BRIEF –
Reproduce every record below exactly as written, but leave out any pictures.

** START OF RECORDS PROVIDED **

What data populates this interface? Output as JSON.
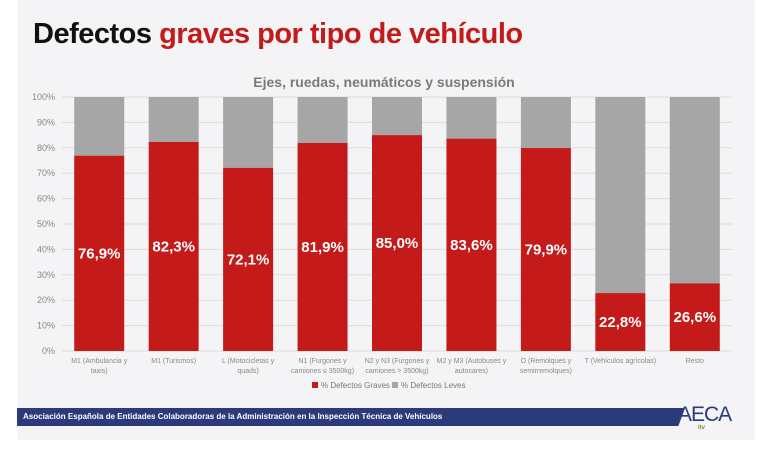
{
  "slide": {
    "title_part1": "Defectos",
    "title_part2": "graves por tipo de vehículo",
    "footer": "Asociación Española de Entidades Colaboradoras de la Administración en la Inspección Técnica de Vehículos",
    "logo": "AECA",
    "logo_sub": "itv"
  },
  "colors": {
    "graves": "#c41a1a",
    "leves": "#a6a6a6",
    "title_red": "#c41a1a",
    "footer": "#2b3a7a"
  },
  "chart_data": {
    "type": "bar",
    "stacked": true,
    "title": "Ejes, ruedas, neumáticos y suspensión",
    "categories": [
      [
        "M1 (Ambulancia y",
        "taxis)"
      ],
      [
        "M1 (Turismos)"
      ],
      [
        "L (Motocicletas y",
        "quads)"
      ],
      [
        "N1 (Furgones y",
        "camiones ≤ 3500kg)"
      ],
      [
        "N2 y N3 (Furgones y",
        "camiones > 3500kg)"
      ],
      [
        "M2 y M3 (Autobuses y",
        "autocares)"
      ],
      [
        "O (Remolques y",
        "semirremolques)"
      ],
      [
        "T (Vehículos agrícolas)"
      ],
      [
        "Resto"
      ]
    ],
    "series": [
      {
        "name": "% Defectos Graves",
        "values": [
          76.9,
          82.3,
          72.1,
          81.9,
          85.0,
          83.6,
          79.9,
          22.8,
          26.6
        ],
        "labels": [
          "76,9%",
          "82,3%",
          "72,1%",
          "81,9%",
          "85,0%",
          "83,6%",
          "79,9%",
          "22,8%",
          "26,6%"
        ]
      },
      {
        "name": "% Defectos Leves",
        "values": [
          23.1,
          17.7,
          27.9,
          18.1,
          15.0,
          16.4,
          20.1,
          77.2,
          73.4
        ]
      }
    ],
    "yticks": [
      "0%",
      "10%",
      "20%",
      "30%",
      "40%",
      "50%",
      "60%",
      "70%",
      "80%",
      "90%",
      "100%"
    ],
    "ylim": [
      0,
      100
    ],
    "grid": true,
    "legend": "bottom"
  }
}
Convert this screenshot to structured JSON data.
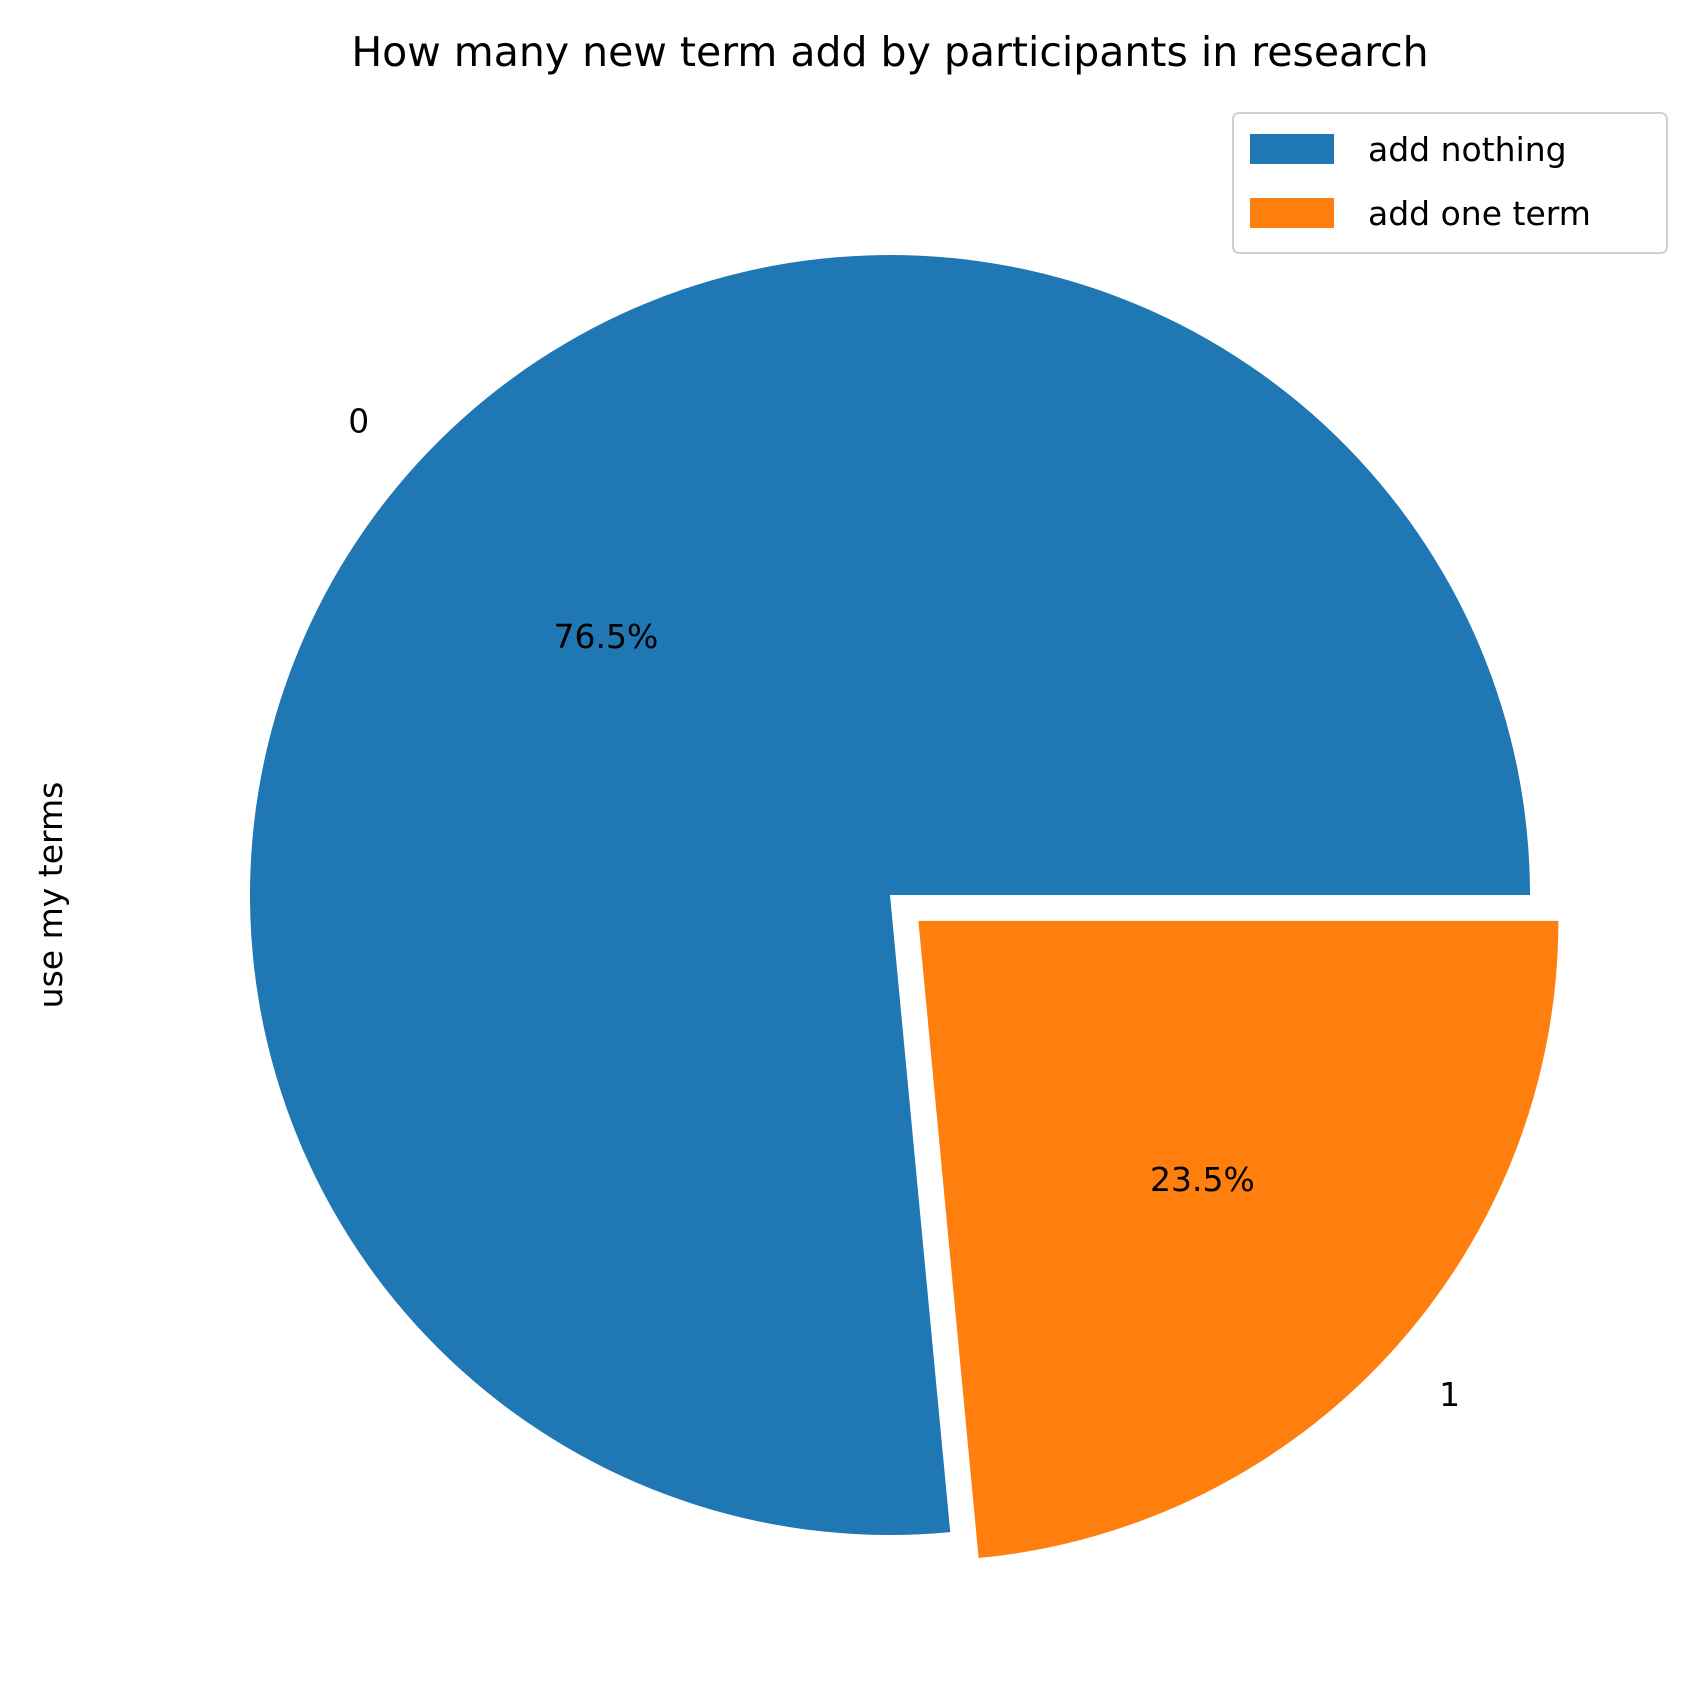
{
  "chart_data": {
    "type": "pie",
    "title": "How many new term add by participants in research",
    "ylabel": "use my terms",
    "labels": [
      "0",
      "1"
    ],
    "values": [
      76.5,
      23.5
    ],
    "pct_labels": [
      "76.5%",
      "23.5%"
    ],
    "legend": [
      "add nothing",
      "add one term"
    ],
    "colors": [
      "#1f77b4",
      "#ff7f0e"
    ],
    "explode": [
      0,
      0.06
    ],
    "start_angle": 0,
    "direction": "counterclockwise",
    "legend_position": "top-right"
  }
}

** END OF RECORDS PROVIDED **

FULL SOLUTION –
What data populates this interface? Output as JSON.
{
  "slide": {
    "title_part1": "Defectos",
    "title_part2": "graves por tipo de vehículo",
    "footer": "Asociación Española de Entidades Colaboradoras de la Administración en la Inspección Técnica de Vehículos",
    "logo": "AECA",
    "logo_sub": "itv"
  },
  "colors": {
    "graves": "#c41a1a",
    "leves": "#a6a6a6",
    "title_red": "#c41a1a",
    "footer": "#2b3a7a"
  },
  "chart_data": {
    "type": "bar",
    "stacked": true,
    "title": "Ejes, ruedas, neumáticos y suspensión",
    "categories": [
      [
        "M1 (Ambulancia y",
        "taxis)"
      ],
      [
        "M1 (Turismos)"
      ],
      [
        "L (Motocicletas y",
        "quads)"
      ],
      [
        "N1 (Furgones y",
        "camiones ≤ 3500kg)"
      ],
      [
        "N2 y N3 (Furgones y",
        "camiones > 3500kg)"
      ],
      [
        "M2 y M3 (Autobuses y",
        "autocares)"
      ],
      [
        "O (Remolques y",
        "semirremolques)"
      ],
      [
        "T (Vehículos agrícolas)"
      ],
      [
        "Resto"
      ]
    ],
    "series": [
      {
        "name": "% Defectos Graves",
        "values": [
          76.9,
          82.3,
          72.1,
          81.9,
          85.0,
          83.6,
          79.9,
          22.8,
          26.6
        ],
        "labels": [
          "76,9%",
          "82,3%",
          "72,1%",
          "81,9%",
          "85,0%",
          "83,6%",
          "79,9%",
          "22,8%",
          "26,6%"
        ]
      },
      {
        "name": "% Defectos Leves",
        "values": [
          23.1,
          17.7,
          27.9,
          18.1,
          15.0,
          16.4,
          20.1,
          77.2,
          73.4
        ]
      }
    ],
    "yticks": [
      "0%",
      "10%",
      "20%",
      "30%",
      "40%",
      "50%",
      "60%",
      "70%",
      "80%",
      "90%",
      "100%"
    ],
    "ylim": [
      0,
      100
    ],
    "grid": true,
    "legend": "bottom"
  }
}
Convert this screenshot to structured JSON data.
{
  "chart_data": {
    "type": "pie",
    "title": "How many new term add by participants in research",
    "ylabel": "use my terms",
    "labels": [
      "0",
      "1"
    ],
    "values": [
      76.5,
      23.5
    ],
    "pct_labels": [
      "76.5%",
      "23.5%"
    ],
    "legend": [
      "add nothing",
      "add one term"
    ],
    "colors": [
      "#1f77b4",
      "#ff7f0e"
    ],
    "explode": [
      0,
      0.06
    ],
    "start_angle": 0,
    "direction": "counterclockwise",
    "legend_position": "top-right"
  }
}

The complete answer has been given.